QUELLAUSZUG:
========================
Last edited by lukasletitburn on Wed May 11, 2011 6:29 am; edited 1 time in total

----------

## SinoTech

 *lukasletitburn wrote:*   

> Der dick markierte Eintrag ist mein WLAN-Interface im Kernel sind alle Atheros Treiber kompliliert wie kann ich das benötigte Wirelessextension kompilieren damit es funktioniert sprich. Wie finde ich das was mir fehlt?
> 
> [...]
> 
> 

 

Ein paar zusätzliche Punkte würden das lesen erleichtern. Ausserdem solltest du beschreiben was genau nicht funktioniert. Bekommst du die WLAN Karte bei "ifconfig -a" angezeigt, ...?
========================
Einige Einträge:
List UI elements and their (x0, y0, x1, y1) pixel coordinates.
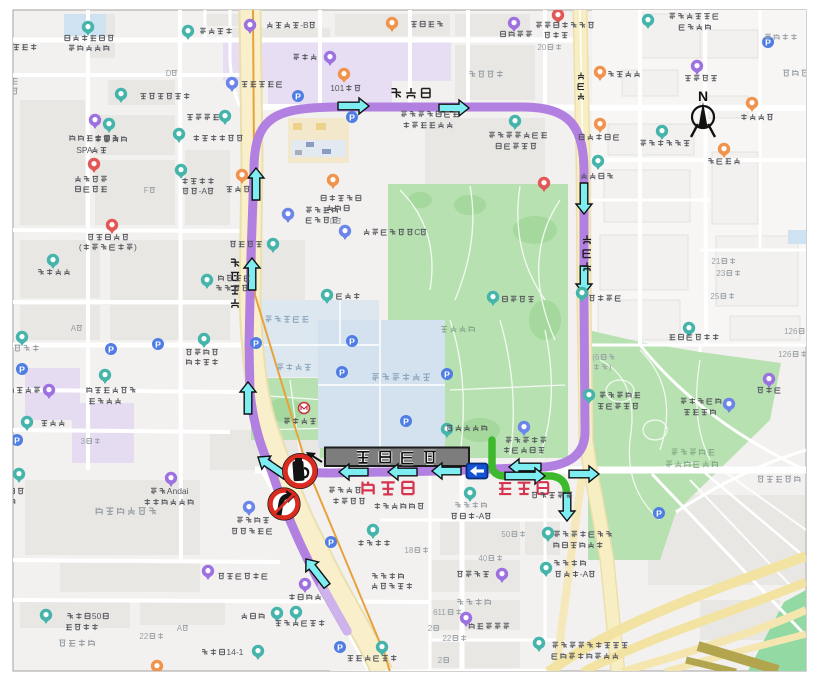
svg-text:D: D (330, 217, 336, 226)
svg-text:P: P (349, 112, 355, 122)
svg-text:22: 22 (442, 634, 451, 643)
svg-text:611: 611 (433, 608, 446, 617)
svg-text:A: A (71, 324, 77, 333)
svg-text:P: P (349, 336, 355, 346)
svg-text:126: 126 (778, 350, 792, 359)
svg-text:P: P (339, 367, 345, 377)
svg-text:22: 22 (139, 632, 148, 641)
svg-text:20: 20 (537, 43, 546, 52)
svg-text:P: P (444, 369, 450, 379)
svg-text:23: 23 (716, 269, 725, 278)
svg-text:D: D (166, 69, 172, 78)
svg-text:2: 2 (438, 656, 443, 665)
svg-text:14-1: 14-1 (226, 647, 243, 657)
svg-text:): ) (134, 242, 137, 252)
svg-text:P: P (155, 339, 161, 349)
svg-text:P: P (403, 416, 409, 426)
svg-text:21: 21 (711, 257, 720, 266)
svg-text:40: 40 (478, 554, 487, 563)
svg-text:25: 25 (710, 292, 719, 301)
svg-text:C: C (414, 227, 420, 237)
svg-text:3: 3 (81, 437, 86, 446)
svg-text:P: P (253, 338, 259, 348)
svg-text:Andai: Andai (167, 486, 189, 496)
svg-text:): ) (609, 363, 612, 372)
svg-text:-A: -A (580, 569, 589, 579)
svg-text:126: 126 (784, 327, 798, 336)
svg-text:101: 101 (330, 83, 344, 93)
svg-text:-B: -B (300, 20, 309, 30)
svg-text:2: 2 (428, 624, 433, 633)
svg-text:-A: -A (476, 511, 485, 521)
svg-text:18: 18 (404, 546, 413, 555)
svg-text:P: P (295, 91, 301, 101)
svg-text:(6: (6 (592, 353, 600, 362)
svg-text:P: P (656, 508, 662, 518)
svg-text:(: ( (79, 242, 82, 252)
svg-text:P: P (328, 537, 334, 547)
svg-text:A: A (177, 624, 183, 633)
svg-text:P: P (108, 344, 114, 354)
svg-text:P: P (19, 364, 25, 374)
svg-text:P: P (14, 435, 20, 445)
svg-text:SPA: SPA (76, 145, 93, 155)
svg-text:N: N (698, 88, 708, 104)
svg-text:F: F (144, 186, 149, 195)
svg-text:P: P (337, 642, 343, 652)
svg-text:50: 50 (501, 530, 510, 539)
svg-text:-A: -A (199, 186, 208, 196)
svg-text:50: 50 (92, 611, 102, 621)
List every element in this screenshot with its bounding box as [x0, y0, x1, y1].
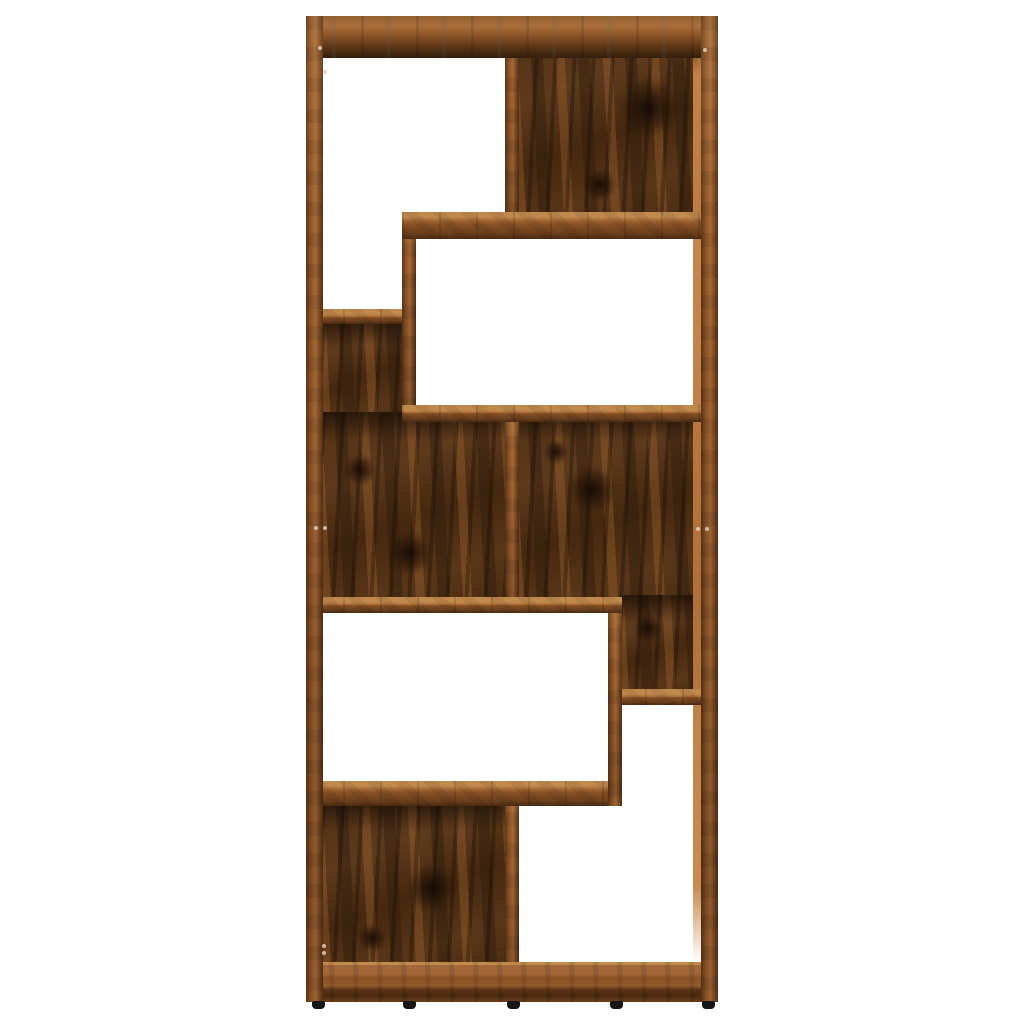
back-panel-mid-right-upper	[515, 412, 703, 602]
shelf-foot	[702, 1001, 715, 1009]
right-side-panel	[701, 16, 718, 1002]
wood-knot	[344, 454, 376, 486]
shelf-foot	[312, 1001, 325, 1009]
left-side-panel	[306, 16, 323, 1002]
shelf-upper-right	[402, 212, 718, 239]
wood-knot	[634, 614, 662, 642]
shelf-lower-left	[306, 781, 622, 806]
shelf-middle-upper	[402, 405, 718, 422]
cam-cover-dot	[318, 46, 322, 50]
top-board	[306, 16, 718, 58]
wood-knot	[544, 440, 568, 464]
cam-cover-dot	[323, 526, 327, 530]
wood-knot	[388, 531, 432, 575]
divider-middle	[505, 405, 519, 613]
divider-step-upper	[402, 212, 416, 422]
right-panel-inner-face	[693, 34, 701, 962]
cam-cover-dot	[322, 951, 326, 955]
cam-cover-dot	[703, 48, 707, 52]
cam-cover-dot	[705, 527, 709, 531]
shelf-middle-lower	[306, 597, 622, 613]
cam-cover-dot	[322, 944, 326, 948]
wood-knot	[619, 78, 679, 138]
wood-knot	[584, 169, 616, 201]
cam-cover-dot	[696, 527, 700, 531]
cam-cover-dot	[323, 70, 327, 74]
wood-knot	[358, 924, 386, 952]
cam-cover-dot	[314, 526, 318, 530]
wood-knot	[408, 864, 456, 912]
shelf-foot	[610, 1001, 623, 1009]
product-photo-bookshelf	[0, 0, 1024, 1024]
bottom-board	[306, 962, 718, 1002]
divider-step-lower	[608, 597, 622, 806]
shelf-foot	[507, 1001, 520, 1009]
wood-knot	[568, 466, 616, 514]
shelf-foot	[403, 1001, 416, 1009]
back-panel-mid-left-upper	[322, 318, 404, 424]
back-panel-mid-right-lower	[620, 595, 703, 695]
========================
GESTELLTE AUFGABE:
Kopiere aus dem Forenauszug zum WLAN-Treiber wortgetreu den Abschnitt, der mit den Worten „## SinoTech“ beginnt und nach „was mir fehlt?“ endet. Die Einträge sind eigenständiges Material und gehören nicht zum Forenauszug.

ERLEDIGTE AUFGABE:
## SinoTech

 *lukasletitburn wrote:*   

> Der dick markierte Eintrag ist mein WLAN-Interface im Kernel sind alle Atheros Treiber kompliliert wie kann ich das benötigte Wirelessextension kompilieren damit es funktioniert sprich. Wie finde ich das was mir fehlt?